Start of Source records

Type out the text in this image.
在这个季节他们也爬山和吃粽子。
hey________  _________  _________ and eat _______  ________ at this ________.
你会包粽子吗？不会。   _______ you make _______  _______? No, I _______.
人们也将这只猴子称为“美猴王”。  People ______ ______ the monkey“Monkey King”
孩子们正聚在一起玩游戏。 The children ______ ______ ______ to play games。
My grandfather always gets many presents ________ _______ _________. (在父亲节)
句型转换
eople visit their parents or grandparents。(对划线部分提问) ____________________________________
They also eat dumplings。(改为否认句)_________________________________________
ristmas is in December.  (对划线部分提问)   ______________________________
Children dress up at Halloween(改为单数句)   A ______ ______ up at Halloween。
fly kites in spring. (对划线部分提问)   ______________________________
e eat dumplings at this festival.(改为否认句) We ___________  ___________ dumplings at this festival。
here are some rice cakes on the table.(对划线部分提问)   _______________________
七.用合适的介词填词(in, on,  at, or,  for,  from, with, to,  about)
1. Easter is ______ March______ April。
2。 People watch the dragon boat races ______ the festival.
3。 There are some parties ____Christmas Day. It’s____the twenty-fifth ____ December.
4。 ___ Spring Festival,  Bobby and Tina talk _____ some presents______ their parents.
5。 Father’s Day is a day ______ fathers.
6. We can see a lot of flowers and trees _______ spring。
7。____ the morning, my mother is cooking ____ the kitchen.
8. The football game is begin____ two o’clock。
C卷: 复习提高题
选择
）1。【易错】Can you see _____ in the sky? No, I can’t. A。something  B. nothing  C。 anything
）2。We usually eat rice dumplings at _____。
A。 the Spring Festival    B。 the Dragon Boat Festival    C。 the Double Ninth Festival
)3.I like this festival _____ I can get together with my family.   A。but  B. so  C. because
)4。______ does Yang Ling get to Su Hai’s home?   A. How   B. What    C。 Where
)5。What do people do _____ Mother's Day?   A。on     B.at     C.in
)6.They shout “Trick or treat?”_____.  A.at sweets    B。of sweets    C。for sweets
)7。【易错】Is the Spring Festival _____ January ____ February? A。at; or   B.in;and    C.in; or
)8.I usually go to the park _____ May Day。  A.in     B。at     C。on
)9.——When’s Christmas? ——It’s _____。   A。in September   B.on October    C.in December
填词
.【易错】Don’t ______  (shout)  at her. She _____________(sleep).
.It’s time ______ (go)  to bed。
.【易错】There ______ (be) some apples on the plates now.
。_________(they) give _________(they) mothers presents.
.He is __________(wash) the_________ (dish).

End of Source records

Say how many lines contain the string "There", giving nothing but the count.

2